Restate the full set of records exactly, without adding or dropping a word.

** start of Input rows **

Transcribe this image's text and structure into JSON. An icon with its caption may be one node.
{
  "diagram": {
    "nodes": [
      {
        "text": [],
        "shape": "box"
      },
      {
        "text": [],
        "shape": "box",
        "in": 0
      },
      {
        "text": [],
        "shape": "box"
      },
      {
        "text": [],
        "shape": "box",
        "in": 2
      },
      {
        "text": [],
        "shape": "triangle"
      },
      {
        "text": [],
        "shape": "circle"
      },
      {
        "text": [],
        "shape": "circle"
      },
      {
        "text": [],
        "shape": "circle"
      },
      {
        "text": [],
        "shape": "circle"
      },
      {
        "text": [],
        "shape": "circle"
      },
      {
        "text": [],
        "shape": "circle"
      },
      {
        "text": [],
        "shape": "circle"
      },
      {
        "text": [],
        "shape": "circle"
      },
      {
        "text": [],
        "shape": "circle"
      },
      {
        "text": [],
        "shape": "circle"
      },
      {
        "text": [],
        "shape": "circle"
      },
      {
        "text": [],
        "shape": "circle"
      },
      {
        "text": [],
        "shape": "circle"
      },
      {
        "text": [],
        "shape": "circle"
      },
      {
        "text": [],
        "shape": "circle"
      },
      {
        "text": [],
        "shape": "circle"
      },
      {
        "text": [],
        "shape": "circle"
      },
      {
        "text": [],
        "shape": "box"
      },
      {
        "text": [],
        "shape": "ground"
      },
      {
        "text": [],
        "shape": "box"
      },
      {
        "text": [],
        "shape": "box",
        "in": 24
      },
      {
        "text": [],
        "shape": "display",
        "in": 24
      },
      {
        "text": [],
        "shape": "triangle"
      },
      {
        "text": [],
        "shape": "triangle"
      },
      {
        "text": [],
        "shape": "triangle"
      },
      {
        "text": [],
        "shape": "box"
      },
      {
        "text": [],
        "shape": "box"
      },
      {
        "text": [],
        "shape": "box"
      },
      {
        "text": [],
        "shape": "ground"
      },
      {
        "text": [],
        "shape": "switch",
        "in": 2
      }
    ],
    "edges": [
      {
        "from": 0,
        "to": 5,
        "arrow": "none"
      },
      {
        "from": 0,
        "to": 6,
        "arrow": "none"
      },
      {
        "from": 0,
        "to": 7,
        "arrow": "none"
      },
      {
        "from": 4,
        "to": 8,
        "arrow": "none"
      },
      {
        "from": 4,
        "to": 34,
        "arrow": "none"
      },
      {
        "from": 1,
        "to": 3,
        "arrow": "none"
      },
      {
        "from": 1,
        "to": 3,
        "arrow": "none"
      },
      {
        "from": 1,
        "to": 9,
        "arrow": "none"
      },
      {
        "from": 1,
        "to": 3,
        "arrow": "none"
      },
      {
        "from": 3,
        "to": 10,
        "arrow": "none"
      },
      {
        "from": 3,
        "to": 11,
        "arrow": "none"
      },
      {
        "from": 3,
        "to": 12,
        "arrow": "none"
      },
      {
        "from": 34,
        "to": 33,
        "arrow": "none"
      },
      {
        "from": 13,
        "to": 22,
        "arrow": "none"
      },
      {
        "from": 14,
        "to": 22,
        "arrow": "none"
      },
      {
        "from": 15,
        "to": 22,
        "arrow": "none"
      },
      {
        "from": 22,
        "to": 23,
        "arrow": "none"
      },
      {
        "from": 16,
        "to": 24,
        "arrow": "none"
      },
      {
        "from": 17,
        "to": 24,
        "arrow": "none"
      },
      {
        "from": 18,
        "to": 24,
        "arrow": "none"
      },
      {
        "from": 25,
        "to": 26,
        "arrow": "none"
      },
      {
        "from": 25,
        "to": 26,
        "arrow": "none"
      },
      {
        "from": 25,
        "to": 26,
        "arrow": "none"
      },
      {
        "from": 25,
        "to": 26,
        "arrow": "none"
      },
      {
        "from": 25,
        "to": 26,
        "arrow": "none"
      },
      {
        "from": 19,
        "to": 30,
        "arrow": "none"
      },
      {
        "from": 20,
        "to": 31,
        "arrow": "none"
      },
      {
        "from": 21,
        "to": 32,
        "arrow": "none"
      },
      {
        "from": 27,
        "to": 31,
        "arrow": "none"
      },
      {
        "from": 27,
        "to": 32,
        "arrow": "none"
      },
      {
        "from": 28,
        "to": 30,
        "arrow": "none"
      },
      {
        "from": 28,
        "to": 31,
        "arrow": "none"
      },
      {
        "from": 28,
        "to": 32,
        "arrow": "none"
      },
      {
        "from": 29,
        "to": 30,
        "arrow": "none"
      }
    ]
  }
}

** end of Input rows **

• [Written answer]
Transcribe this image's text and structure into JSON. An icon with its caption may be one node.
{
  "diagram": {
    "nodes": [
      {
        "text": [],
        "shape": "box"
      },
      {
        "text": [],
        "shape": "box",
        "in": 0
      },
      {
        "text": [],
        "shape": "box"
      },
      {
        "text": [],
        "shape": "box",
        "in": 2
      },
      {
        "text": [],
        "shape": "triangle"
      },
      {
        "text": [],
        "shape": "circle"
      },
      {
        "text": [],
        "shape": "circle"
      },
      {
        "text": [],
        "shape": "circle"
      },
      {
        "text": [],
        "shape": "circle"
      },
      {
        "text": [],
        "shape": "circle"
      },
      {
        "text": [],
        "shape": "circle"
      },
      {
        "text": [],
        "shape": "circle"
      },
      {
        "text": [],
        "shape": "circle"
      },
      {
        "text": [],
        "shape": "circle"
      },
      {
        "text": [],
        "shape": "circle"
      },
      {
        "text": [],
        "shape": "circle"
      },
      {
        "text": [],
        "shape": "circle"
      },
      {
        "text": [],
        "shape": "circle"
      },
      {
        "text": [],
        "shape": "circle"
      },
      {
        "text": [],
        "shape": "circle"
      },
      {
        "text": [],
        "shape": "circle"
      },
      {
        "text": [],
        "shape": "circle"
      },
      {
        "text": [],
        "shape": "box"
      },
      {
        "text": [],
        "shape": "ground"
      },
      {
        "text": [],
        "shape": "box"
      },
      {
        "text": [],
        "shape": "box",
        "in": 24
      },
      {
        "text": [],
        "shape": "display",
        "in": 24
      },
      {
        "text": [],
        "shape": "triangle"
      },
      {
        "text": [],
        "shape": "triangle"
      },
      {
        "text": [],
        "shape": "triangle"
      },
      {
        "text": [],
        "shape": "box"
      },
      {
        "text": [],
        "shape": "box"
      },
      {
        "text": [],
        "shape": "box"
      },
      {
        "text": [],
        "shape": "ground"
      },
      {
        "text": [],
        "shape": "switch",
        "in": 2
      }
    ],
    "edges": [
      {
        "from": 0,
        "to": 5,
        "arrow": "none"
      },
      {
        "from": 0,
        "to": 6,
        "arrow": "none"
      },
      {
        "from": 0,
        "to": 7,
        "arrow": "none"
      },
      {
        "from": 4,
        "to": 8,
        "arrow": "none"
      },
      {
        "from": 4,
        "to": 34,
        "arrow": "none"
      },
      {
        "from": 1,
        "to": 3,
        "arrow": "none"
      },
      {
        "from": 1,
        "to": 3,
        "arrow": "none"
      },
      {
        "from": 1,
        "to": 9,
        "arrow": "none"
      },
      {
        "from": 1,
        "to": 3,
        "arrow": "none"
      },
      {
        "from": 3,
        "to": 10,
        "arrow": "none"
      },
      {
        "from": 3,
        "to": 11,
        "arrow": "none"
      },
      {
        "from": 3,
        "to": 12,
        "arrow": "none"
      },
      {
        "from": 34,
        "to": 33,
        "arrow": "none"
      },
      {
        "from": 13,
        "to": 22,
        "arrow": "none"
      },
      {
        "from": 14,
        "to": 22,
        "arrow": "none"
      },
      {
        "from": 15,
        "to": 22,
        "arrow": "none"
      },
      {
        "from": 22,
        "to": 23,
        "arrow": "none"
      },
      {
        "from": 16,
        "to": 24,
        "arrow": "none"
      },
      {
        "from": 17,
        "to": 24,
        "arrow": "none"
      },
      {
        "from": 18,
        "to": 24,
        "arrow": "none"
      },
      {
        "from": 25,
        "to": 26,
        "arrow": "none"
      },
      {
        "from": 25,
        "to": 26,
        "arrow": "none"
      },
      {
        "from": 25,
        "to": 26,
        "arrow": "none"
      },
      {
        "from": 25,
        "to": 26,
        "arrow": "none"
      },
      {
        "from": 25,
        "to": 26,
        "arrow": "none"
      },
      {
        "from": 19,
        "to": 30,
        "arrow": "none"
      },
      {
        "from": 20,
        "to": 31,
        "arrow": "none"
      },
      {
        "from": 21,
        "to": 32,
        "arrow": "none"
      },
      {
        "from": 27,
        "to": 31,
        "arrow": "none"
      },
      {
        "from": 27,
        "to": 32,
        "arrow": "none"
      },
      {
        "from": 28,
        "to": 30,
        "arrow": "none"
      },
      {
        "from": 28,
        "to": 31,
        "arrow": "none"
      },
      {
        "from": 28,
        "to": 32,
        "arrow": "none"
      },
      {
        "from": 29,
        "to": 30,
        "arrow": "none"
      }
    ]
  }
}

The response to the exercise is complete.